→ Short task: Reproduce all of the data below line for line, changing nothing.

→ Material for this exercise:
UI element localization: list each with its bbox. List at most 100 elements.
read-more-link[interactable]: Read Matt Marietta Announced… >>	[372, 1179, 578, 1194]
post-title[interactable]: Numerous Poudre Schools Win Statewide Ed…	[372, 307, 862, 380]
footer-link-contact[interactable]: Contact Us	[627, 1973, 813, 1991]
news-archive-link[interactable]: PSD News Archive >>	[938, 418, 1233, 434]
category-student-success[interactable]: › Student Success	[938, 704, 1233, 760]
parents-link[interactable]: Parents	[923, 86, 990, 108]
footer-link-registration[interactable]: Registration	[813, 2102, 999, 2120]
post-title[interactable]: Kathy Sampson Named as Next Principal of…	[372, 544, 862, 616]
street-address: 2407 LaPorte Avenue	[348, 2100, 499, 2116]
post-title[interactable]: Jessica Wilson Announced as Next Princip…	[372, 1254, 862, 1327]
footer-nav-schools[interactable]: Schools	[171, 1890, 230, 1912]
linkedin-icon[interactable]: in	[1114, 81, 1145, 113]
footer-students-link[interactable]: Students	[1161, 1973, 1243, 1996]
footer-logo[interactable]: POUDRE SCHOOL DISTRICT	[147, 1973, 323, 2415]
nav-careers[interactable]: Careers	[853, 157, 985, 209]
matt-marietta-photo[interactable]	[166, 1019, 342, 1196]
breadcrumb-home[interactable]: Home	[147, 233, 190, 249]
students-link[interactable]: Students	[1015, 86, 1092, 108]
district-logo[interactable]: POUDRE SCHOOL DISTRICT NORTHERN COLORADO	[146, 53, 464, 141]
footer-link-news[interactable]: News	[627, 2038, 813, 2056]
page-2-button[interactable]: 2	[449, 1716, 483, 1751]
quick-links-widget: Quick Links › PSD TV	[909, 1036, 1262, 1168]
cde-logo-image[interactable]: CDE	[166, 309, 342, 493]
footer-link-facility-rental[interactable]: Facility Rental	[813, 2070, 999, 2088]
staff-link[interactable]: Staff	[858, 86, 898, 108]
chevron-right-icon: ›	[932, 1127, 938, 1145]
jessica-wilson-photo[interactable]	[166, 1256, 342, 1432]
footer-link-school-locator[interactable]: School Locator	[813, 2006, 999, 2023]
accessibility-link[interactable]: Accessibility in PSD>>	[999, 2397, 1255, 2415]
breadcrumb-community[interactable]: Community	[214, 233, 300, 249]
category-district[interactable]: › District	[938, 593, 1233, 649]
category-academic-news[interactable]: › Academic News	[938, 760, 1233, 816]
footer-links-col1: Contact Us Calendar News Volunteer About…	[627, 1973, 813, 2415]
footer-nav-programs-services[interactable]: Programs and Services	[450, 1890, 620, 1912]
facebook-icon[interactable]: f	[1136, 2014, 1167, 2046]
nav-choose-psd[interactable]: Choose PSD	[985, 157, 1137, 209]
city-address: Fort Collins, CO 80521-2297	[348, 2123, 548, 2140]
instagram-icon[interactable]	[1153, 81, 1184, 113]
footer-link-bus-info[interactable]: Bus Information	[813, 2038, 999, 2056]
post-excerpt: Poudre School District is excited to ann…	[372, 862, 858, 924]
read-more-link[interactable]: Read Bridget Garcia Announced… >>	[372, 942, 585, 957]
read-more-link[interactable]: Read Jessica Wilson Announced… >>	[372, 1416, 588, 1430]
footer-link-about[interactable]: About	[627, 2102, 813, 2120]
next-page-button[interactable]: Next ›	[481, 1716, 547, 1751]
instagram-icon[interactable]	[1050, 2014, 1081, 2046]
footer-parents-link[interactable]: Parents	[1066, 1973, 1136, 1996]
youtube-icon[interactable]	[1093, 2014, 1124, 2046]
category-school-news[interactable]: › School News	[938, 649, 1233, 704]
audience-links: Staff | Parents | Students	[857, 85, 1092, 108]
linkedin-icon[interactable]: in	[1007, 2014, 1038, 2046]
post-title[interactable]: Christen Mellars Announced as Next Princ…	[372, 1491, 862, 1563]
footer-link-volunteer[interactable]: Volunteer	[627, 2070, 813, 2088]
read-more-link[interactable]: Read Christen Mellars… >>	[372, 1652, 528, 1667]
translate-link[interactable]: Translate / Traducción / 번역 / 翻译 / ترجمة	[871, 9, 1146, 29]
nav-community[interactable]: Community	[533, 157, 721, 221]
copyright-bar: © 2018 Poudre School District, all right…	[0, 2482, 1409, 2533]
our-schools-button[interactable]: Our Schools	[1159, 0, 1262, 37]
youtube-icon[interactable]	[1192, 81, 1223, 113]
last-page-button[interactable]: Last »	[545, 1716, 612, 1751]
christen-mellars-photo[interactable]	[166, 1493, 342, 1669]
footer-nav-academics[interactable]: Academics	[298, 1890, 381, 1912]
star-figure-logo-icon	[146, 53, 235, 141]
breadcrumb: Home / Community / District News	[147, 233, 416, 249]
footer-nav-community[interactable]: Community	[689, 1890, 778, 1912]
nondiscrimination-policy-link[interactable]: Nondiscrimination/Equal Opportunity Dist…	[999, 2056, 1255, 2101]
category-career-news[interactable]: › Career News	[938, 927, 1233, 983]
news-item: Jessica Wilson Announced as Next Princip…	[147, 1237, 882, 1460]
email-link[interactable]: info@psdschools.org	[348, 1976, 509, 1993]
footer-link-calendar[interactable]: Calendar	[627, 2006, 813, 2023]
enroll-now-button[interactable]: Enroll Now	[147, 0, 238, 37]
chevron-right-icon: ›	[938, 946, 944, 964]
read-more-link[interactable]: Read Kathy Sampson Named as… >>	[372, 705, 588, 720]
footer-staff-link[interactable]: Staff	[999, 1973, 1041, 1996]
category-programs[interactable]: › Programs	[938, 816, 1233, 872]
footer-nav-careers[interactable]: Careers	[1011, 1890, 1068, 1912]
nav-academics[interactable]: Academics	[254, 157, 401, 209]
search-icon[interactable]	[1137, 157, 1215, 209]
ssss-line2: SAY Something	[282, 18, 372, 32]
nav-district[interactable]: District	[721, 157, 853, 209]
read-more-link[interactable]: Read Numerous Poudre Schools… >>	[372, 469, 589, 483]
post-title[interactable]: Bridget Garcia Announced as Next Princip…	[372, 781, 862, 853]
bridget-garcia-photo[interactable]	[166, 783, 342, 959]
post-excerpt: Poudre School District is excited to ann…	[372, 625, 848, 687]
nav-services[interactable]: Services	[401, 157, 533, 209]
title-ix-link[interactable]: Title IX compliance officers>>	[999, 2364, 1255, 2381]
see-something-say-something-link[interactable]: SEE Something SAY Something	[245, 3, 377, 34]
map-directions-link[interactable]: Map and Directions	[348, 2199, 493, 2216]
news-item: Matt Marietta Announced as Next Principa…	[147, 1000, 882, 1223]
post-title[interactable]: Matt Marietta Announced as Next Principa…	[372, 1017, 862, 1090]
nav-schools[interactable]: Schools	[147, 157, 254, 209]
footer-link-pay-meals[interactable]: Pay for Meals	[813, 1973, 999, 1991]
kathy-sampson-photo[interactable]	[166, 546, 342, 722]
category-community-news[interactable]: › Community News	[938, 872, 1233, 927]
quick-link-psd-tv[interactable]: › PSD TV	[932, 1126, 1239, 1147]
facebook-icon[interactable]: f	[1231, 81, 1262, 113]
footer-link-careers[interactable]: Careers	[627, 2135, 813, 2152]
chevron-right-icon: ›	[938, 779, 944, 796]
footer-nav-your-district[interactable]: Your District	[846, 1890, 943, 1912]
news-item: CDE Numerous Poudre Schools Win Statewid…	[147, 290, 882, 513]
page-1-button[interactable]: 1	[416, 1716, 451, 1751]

→ Written answer:
UI element localization: list each with its bbox. List at most 100 elements.
read-more-link[interactable]: Read Matt Marietta Announced… >>	[372, 1179, 578, 1194]
post-title[interactable]: Numerous Poudre Schools Win Statewide Ed…	[372, 307, 862, 380]
footer-link-contact[interactable]: Contact Us	[627, 1973, 813, 1991]
news-archive-link[interactable]: PSD News Archive >>	[938, 418, 1233, 434]
category-student-success[interactable]: › Student Success	[938, 704, 1233, 760]
parents-link[interactable]: Parents	[923, 86, 990, 108]
footer-link-registration[interactable]: Registration	[813, 2102, 999, 2120]
post-title[interactable]: Kathy Sampson Named as Next Principal of…	[372, 544, 862, 616]
street-address: 2407 LaPorte Avenue	[348, 2100, 499, 2116]
post-title[interactable]: Jessica Wilson Announced as Next Princip…	[372, 1254, 862, 1327]
footer-nav-schools[interactable]: Schools	[171, 1890, 230, 1912]
linkedin-icon[interactable]: in	[1114, 81, 1145, 113]
footer-students-link[interactable]: Students	[1161, 1973, 1243, 1996]
footer-logo[interactable]: POUDRE SCHOOL DISTRICT	[147, 1973, 323, 2415]
nav-careers[interactable]: Careers	[853, 157, 985, 209]
matt-marietta-photo[interactable]	[166, 1019, 342, 1196]
breadcrumb-home[interactable]: Home	[147, 233, 190, 249]
students-link[interactable]: Students	[1015, 86, 1092, 108]
district-logo[interactable]: POUDRE SCHOOL DISTRICT NORTHERN COLORADO	[146, 53, 464, 141]
footer-link-news[interactable]: News	[627, 2038, 813, 2056]
page-2-button[interactable]: 2	[449, 1716, 483, 1751]
quick-links-widget: Quick Links › PSD TV	[909, 1036, 1262, 1168]
cde-logo-image[interactable]: CDE	[166, 309, 342, 493]
footer-link-facility-rental[interactable]: Facility Rental	[813, 2070, 999, 2088]
staff-link[interactable]: Staff	[858, 86, 898, 108]
chevron-right-icon: ›	[932, 1127, 938, 1145]
jessica-wilson-photo[interactable]	[166, 1256, 342, 1432]
footer-link-school-locator[interactable]: School Locator	[813, 2006, 999, 2023]
accessibility-link[interactable]: Accessibility in PSD>>	[999, 2397, 1255, 2415]
breadcrumb-community[interactable]: Community	[214, 233, 300, 249]
category-district[interactable]: › District	[938, 593, 1233, 649]
category-academic-news[interactable]: › Academic News	[938, 760, 1233, 816]
footer-links-col1: Contact Us Calendar News Volunteer About…	[627, 1973, 813, 2415]
footer-nav-programs-services[interactable]: Programs and Services	[450, 1890, 620, 1912]
facebook-icon[interactable]: f	[1136, 2014, 1167, 2046]
nav-choose-psd[interactable]: Choose PSD	[985, 157, 1137, 209]
city-address: Fort Collins, CO 80521-2297	[348, 2123, 548, 2140]
instagram-icon[interactable]	[1153, 81, 1184, 113]
footer-link-bus-info[interactable]: Bus Information	[813, 2038, 999, 2056]
post-excerpt: Poudre School District is excited to ann…	[372, 862, 858, 924]
read-more-link[interactable]: Read Bridget Garcia Announced… >>	[372, 942, 585, 957]
read-more-link[interactable]: Read Jessica Wilson Announced… >>	[372, 1416, 588, 1430]
footer-link-about[interactable]: About	[627, 2102, 813, 2120]
next-page-button[interactable]: Next ›	[481, 1716, 547, 1751]
instagram-icon[interactable]	[1050, 2014, 1081, 2046]
footer-parents-link[interactable]: Parents	[1066, 1973, 1136, 1996]
youtube-icon[interactable]	[1093, 2014, 1124, 2046]
category-school-news[interactable]: › School News	[938, 649, 1233, 704]
audience-links: Staff | Parents | Students	[857, 85, 1092, 108]
linkedin-icon[interactable]: in	[1007, 2014, 1038, 2046]
post-title[interactable]: Christen Mellars Announced as Next Princ…	[372, 1491, 862, 1563]
footer-link-volunteer[interactable]: Volunteer	[627, 2070, 813, 2088]
read-more-link[interactable]: Read Christen Mellars… >>	[372, 1652, 528, 1667]
translate-link[interactable]: Translate / Traducción / 번역 / 翻译 / ترجمة	[871, 9, 1146, 29]
nav-community[interactable]: Community	[533, 157, 721, 221]
copyright-bar: © 2018 Poudre School District, all right…	[0, 2482, 1409, 2533]
our-schools-button[interactable]: Our Schools	[1159, 0, 1262, 37]
youtube-icon[interactable]	[1192, 81, 1223, 113]
last-page-button[interactable]: Last »	[545, 1716, 612, 1751]
christen-mellars-photo[interactable]	[166, 1493, 342, 1669]
footer-nav-academics[interactable]: Academics	[298, 1890, 381, 1912]
star-figure-logo-icon	[146, 53, 235, 141]
breadcrumb: Home / Community / District News	[147, 233, 416, 249]
footer-nav-community[interactable]: Community	[689, 1890, 778, 1912]
nondiscrimination-policy-link[interactable]: Nondiscrimination/Equal Opportunity Dist…	[999, 2056, 1255, 2101]
category-career-news[interactable]: › Career News	[938, 927, 1233, 983]
news-item: Jessica Wilson Announced as Next Princip…	[147, 1237, 882, 1460]
email-link[interactable]: info@psdschools.org	[348, 1976, 509, 1993]
footer-link-calendar[interactable]: Calendar	[627, 2006, 813, 2023]
enroll-now-button[interactable]: Enroll Now	[147, 0, 238, 37]
chevron-right-icon: ›	[938, 946, 944, 964]
read-more-link[interactable]: Read Kathy Sampson Named as… >>	[372, 705, 588, 720]
footer-staff-link[interactable]: Staff	[999, 1973, 1041, 1996]
category-programs[interactable]: › Programs	[938, 816, 1233, 872]
footer-nav-careers[interactable]: Careers	[1011, 1890, 1068, 1912]
nav-academics[interactable]: Academics	[254, 157, 401, 209]
search-icon[interactable]	[1137, 157, 1215, 209]
ssss-line2: SAY Something	[282, 18, 372, 32]
nav-district[interactable]: District	[721, 157, 853, 209]
read-more-link[interactable]: Read Numerous Poudre Schools… >>	[372, 469, 589, 483]
post-title[interactable]: Bridget Garcia Announced as Next Princip…	[372, 781, 862, 853]
bridget-garcia-photo[interactable]	[166, 783, 342, 959]
post-excerpt: Poudre School District is excited to ann…	[372, 625, 848, 687]
nav-services[interactable]: Services	[401, 157, 533, 209]
title-ix-link[interactable]: Title IX compliance officers>>	[999, 2364, 1255, 2381]
see-something-say-something-link[interactable]: SEE Something SAY Something	[245, 3, 377, 34]
map-directions-link[interactable]: Map and Directions	[348, 2199, 493, 2216]
news-item: Matt Marietta Announced as Next Principa…	[147, 1000, 882, 1223]
post-title[interactable]: Matt Marietta Announced as Next Principa…	[372, 1017, 862, 1090]
nav-schools[interactable]: Schools	[147, 157, 254, 209]
footer-link-pay-meals[interactable]: Pay for Meals	[813, 1973, 999, 1991]
kathy-sampson-photo[interactable]	[166, 546, 342, 722]
category-community-news[interactable]: › Community News	[938, 872, 1233, 927]
quick-link-psd-tv[interactable]: › PSD TV	[932, 1126, 1239, 1147]
facebook-icon[interactable]: f	[1231, 81, 1262, 113]
footer-link-careers[interactable]: Careers	[627, 2135, 813, 2152]
chevron-right-icon: ›	[938, 779, 944, 796]
footer-nav-your-district[interactable]: Your District	[846, 1890, 943, 1912]
news-item: CDE Numerous Poudre Schools Win Statewid…	[147, 290, 882, 513]
page-1-button[interactable]: 1	[416, 1716, 451, 1751]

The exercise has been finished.